>>>>

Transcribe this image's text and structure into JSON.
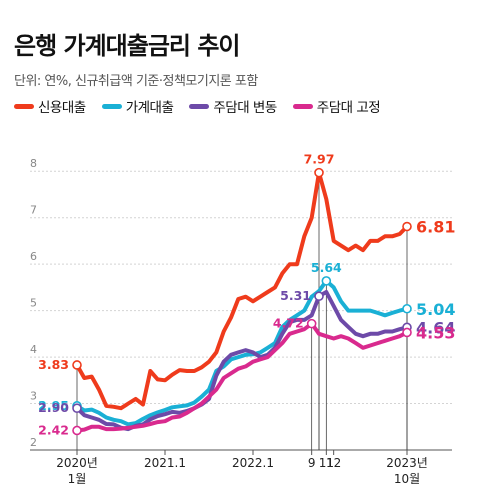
{
  "title": "은행 가계대출금리 추이",
  "subtitle": "단위: 연%, 신규취급액 기준·정책모기지론 포함",
  "colors": {
    "credit": "#ef3b1c",
    "household": "#1ab0d5",
    "variable": "#6d4aa8",
    "fixed": "#d92a8e"
  },
  "chart_data": {
    "type": "line",
    "title": "은행 가계대출금리 추이",
    "ylim": [
      2,
      8.5
    ],
    "y_ticks": [
      "2",
      "3",
      "4",
      "5",
      "6",
      "7",
      "8"
    ],
    "x_tick_labels": [
      {
        "label": "2020년",
        "sub": "1월",
        "index": 0
      },
      {
        "label": "2021.1",
        "sub": "",
        "index": 12
      },
      {
        "label": "2022.1",
        "sub": "",
        "index": 24
      },
      {
        "label": "9",
        "sub": "",
        "index": 32
      },
      {
        "label": "11",
        "sub": "",
        "index": 34
      },
      {
        "label": "12",
        "sub": "",
        "index": 35
      },
      {
        "label": "2023년",
        "sub": "10월",
        "index": 45
      }
    ],
    "grid": true,
    "legend_position": "top-left",
    "series": [
      {
        "name": "신용대출",
        "key": "credit",
        "values": [
          3.83,
          3.55,
          3.58,
          3.3,
          2.95,
          2.93,
          2.9,
          3.0,
          3.1,
          2.98,
          3.7,
          3.52,
          3.5,
          3.62,
          3.72,
          3.7,
          3.7,
          3.78,
          3.9,
          4.1,
          4.55,
          4.85,
          5.25,
          5.3,
          5.2,
          5.3,
          5.4,
          5.5,
          5.8,
          6.0,
          6.0,
          6.6,
          7.0,
          7.97,
          7.4,
          6.5,
          6.4,
          6.3,
          6.4,
          6.3,
          6.5,
          6.5,
          6.6,
          6.6,
          6.65,
          6.81
        ]
      },
      {
        "name": "가계대출",
        "key": "household",
        "values": [
          2.95,
          2.85,
          2.87,
          2.8,
          2.7,
          2.65,
          2.62,
          2.55,
          2.58,
          2.67,
          2.75,
          2.81,
          2.86,
          2.92,
          2.94,
          2.96,
          3.02,
          3.15,
          3.3,
          3.7,
          3.8,
          3.95,
          4.0,
          4.05,
          4.06,
          4.1,
          4.2,
          4.3,
          4.65,
          4.8,
          4.9,
          5.0,
          5.3,
          5.42,
          5.64,
          5.5,
          5.2,
          5.0,
          5.0,
          5.0,
          5.0,
          4.95,
          4.9,
          4.95,
          5.0,
          5.04
        ]
      },
      {
        "name": "주담대 변동",
        "key": "variable",
        "values": [
          2.9,
          2.75,
          2.7,
          2.65,
          2.56,
          2.55,
          2.48,
          2.45,
          2.52,
          2.55,
          2.66,
          2.73,
          2.77,
          2.82,
          2.8,
          2.84,
          2.9,
          2.98,
          3.1,
          3.6,
          3.9,
          4.05,
          4.1,
          4.15,
          4.1,
          4.0,
          4.05,
          4.2,
          4.5,
          4.75,
          4.8,
          4.8,
          4.9,
          5.31,
          5.4,
          5.1,
          4.8,
          4.65,
          4.5,
          4.45,
          4.5,
          4.5,
          4.55,
          4.55,
          4.6,
          4.64
        ]
      },
      {
        "name": "주담대 고정",
        "key": "fixed",
        "values": [
          2.42,
          2.44,
          2.5,
          2.5,
          2.45,
          2.45,
          2.46,
          2.48,
          2.5,
          2.52,
          2.56,
          2.6,
          2.62,
          2.7,
          2.72,
          2.8,
          2.9,
          3.0,
          3.15,
          3.3,
          3.55,
          3.65,
          3.75,
          3.8,
          3.9,
          3.95,
          4.0,
          4.15,
          4.3,
          4.5,
          4.55,
          4.6,
          4.72,
          4.5,
          4.45,
          4.4,
          4.45,
          4.4,
          4.3,
          4.2,
          4.25,
          4.3,
          4.35,
          4.4,
          4.45,
          4.53
        ]
      }
    ],
    "annotations": [
      {
        "series": "credit",
        "index": 0,
        "text": "3.83",
        "side": "left"
      },
      {
        "series": "household",
        "index": 0,
        "text": "2.95",
        "side": "left"
      },
      {
        "series": "variable",
        "index": 0,
        "text": "2.90",
        "side": "left"
      },
      {
        "series": "fixed",
        "index": 0,
        "text": "2.42",
        "side": "left"
      },
      {
        "series": "credit",
        "index": 33,
        "text": "7.97",
        "side": "top"
      },
      {
        "series": "household",
        "index": 34,
        "text": "5.64",
        "side": "top"
      },
      {
        "series": "variable",
        "index": 33,
        "text": "5.31",
        "side": "left"
      },
      {
        "series": "fixed",
        "index": 32,
        "text": "4.72",
        "side": "left"
      },
      {
        "series": "credit",
        "index": 45,
        "text": "6.81",
        "side": "right"
      },
      {
        "series": "household",
        "index": 45,
        "text": "5.04",
        "side": "right"
      },
      {
        "series": "variable",
        "index": 45,
        "text": "4.64",
        "side": "right"
      },
      {
        "series": "fixed",
        "index": 45,
        "text": "4.53",
        "side": "right"
      }
    ]
  }
}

<<<<

[Your objective]:
Omit the pictures. Transcribe every record exactly.

[Answer for this exercise]:
Transcribe this image's text and structure into JSON.
{
  "title": "은행 가계대출금리 추이",
  "subtitle": "단위: 연%, 신규취급액 기준·정책모기지론 포함",
  "colors": {
    "credit": "#ef3b1c",
    "household": "#1ab0d5",
    "variable": "#6d4aa8",
    "fixed": "#d92a8e"
  },
  "chart_data": {
    "type": "line",
    "title": "은행 가계대출금리 추이",
    "ylim": [
      2,
      8.5
    ],
    "y_ticks": [
      "2",
      "3",
      "4",
      "5",
      "6",
      "7",
      "8"
    ],
    "x_tick_labels": [
      {
        "label": "2020년",
        "sub": "1월",
        "index": 0
      },
      {
        "label": "2021.1",
        "sub": "",
        "index": 12
      },
      {
        "label": "2022.1",
        "sub": "",
        "index": 24
      },
      {
        "label": "9",
        "sub": "",
        "index": 32
      },
      {
        "label": "11",
        "sub": "",
        "index": 34
      },
      {
        "label": "12",
        "sub": "",
        "index": 35
      },
      {
        "label": "2023년",
        "sub": "10월",
        "index": 45
      }
    ],
    "grid": true,
    "legend_position": "top-left",
    "series": [
      {
        "name": "신용대출",
        "key": "credit",
        "values": [
          3.83,
          3.55,
          3.58,
          3.3,
          2.95,
          2.93,
          2.9,
          3.0,
          3.1,
          2.98,
          3.7,
          3.52,
          3.5,
          3.62,
          3.72,
          3.7,
          3.7,
          3.78,
          3.9,
          4.1,
          4.55,
          4.85,
          5.25,
          5.3,
          5.2,
          5.3,
          5.4,
          5.5,
          5.8,
          6.0,
          6.0,
          6.6,
          7.0,
          7.97,
          7.4,
          6.5,
          6.4,
          6.3,
          6.4,
          6.3,
          6.5,
          6.5,
          6.6,
          6.6,
          6.65,
          6.81
        ]
      },
      {
        "name": "가계대출",
        "key": "household",
        "values": [
          2.95,
          2.85,
          2.87,
          2.8,
          2.7,
          2.65,
          2.62,
          2.55,
          2.58,
          2.67,
          2.75,
          2.81,
          2.86,
          2.92,
          2.94,
          2.96,
          3.02,
          3.15,
          3.3,
          3.7,
          3.8,
          3.95,
          4.0,
          4.05,
          4.06,
          4.1,
          4.2,
          4.3,
          4.65,
          4.8,
          4.9,
          5.0,
          5.3,
          5.42,
          5.64,
          5.5,
          5.2,
          5.0,
          5.0,
          5.0,
          5.0,
          4.95,
          4.9,
          4.95,
          5.0,
          5.04
        ]
      },
      {
        "name": "주담대 변동",
        "key": "variable",
        "values": [
          2.9,
          2.75,
          2.7,
          2.65,
          2.56,
          2.55,
          2.48,
          2.45,
          2.52,
          2.55,
          2.66,
          2.73,
          2.77,
          2.82,
          2.8,
          2.84,
          2.9,
          2.98,
          3.1,
          3.6,
          3.9,
          4.05,
          4.1,
          4.15,
          4.1,
          4.0,
          4.05,
          4.2,
          4.5,
          4.75,
          4.8,
          4.8,
          4.9,
          5.31,
          5.4,
          5.1,
          4.8,
          4.65,
          4.5,
          4.45,
          4.5,
          4.5,
          4.55,
          4.55,
          4.6,
          4.64
        ]
      },
      {
        "name": "주담대 고정",
        "key": "fixed",
        "values": [
          2.42,
          2.44,
          2.5,
          2.5,
          2.45,
          2.45,
          2.46,
          2.48,
          2.5,
          2.52,
          2.56,
          2.6,
          2.62,
          2.7,
          2.72,
          2.8,
          2.9,
          3.0,
          3.15,
          3.3,
          3.55,
          3.65,
          3.75,
          3.8,
          3.9,
          3.95,
          4.0,
          4.15,
          4.3,
          4.5,
          4.55,
          4.6,
          4.72,
          4.5,
          4.45,
          4.4,
          4.45,
          4.4,
          4.3,
          4.2,
          4.25,
          4.3,
          4.35,
          4.4,
          4.45,
          4.53
        ]
      }
    ],
    "annotations": [
      {
        "series": "credit",
        "index": 0,
        "text": "3.83",
        "side": "left"
      },
      {
        "series": "household",
        "index": 0,
        "text": "2.95",
        "side": "left"
      },
      {
        "series": "variable",
        "index": 0,
        "text": "2.90",
        "side": "left"
      },
      {
        "series": "fixed",
        "index": 0,
        "text": "2.42",
        "side": "left"
      },
      {
        "series": "credit",
        "index": 33,
        "text": "7.97",
        "side": "top"
      },
      {
        "series": "household",
        "index": 34,
        "text": "5.64",
        "side": "top"
      },
      {
        "series": "variable",
        "index": 33,
        "text": "5.31",
        "side": "left"
      },
      {
        "series": "fixed",
        "index": 32,
        "text": "4.72",
        "side": "left"
      },
      {
        "series": "credit",
        "index": 45,
        "text": "6.81",
        "side": "right"
      },
      {
        "series": "household",
        "index": 45,
        "text": "5.04",
        "side": "right"
      },
      {
        "series": "variable",
        "index": 45,
        "text": "4.64",
        "side": "right"
      },
      {
        "series": "fixed",
        "index": 45,
        "text": "4.53",
        "side": "right"
      }
    ]
  }
}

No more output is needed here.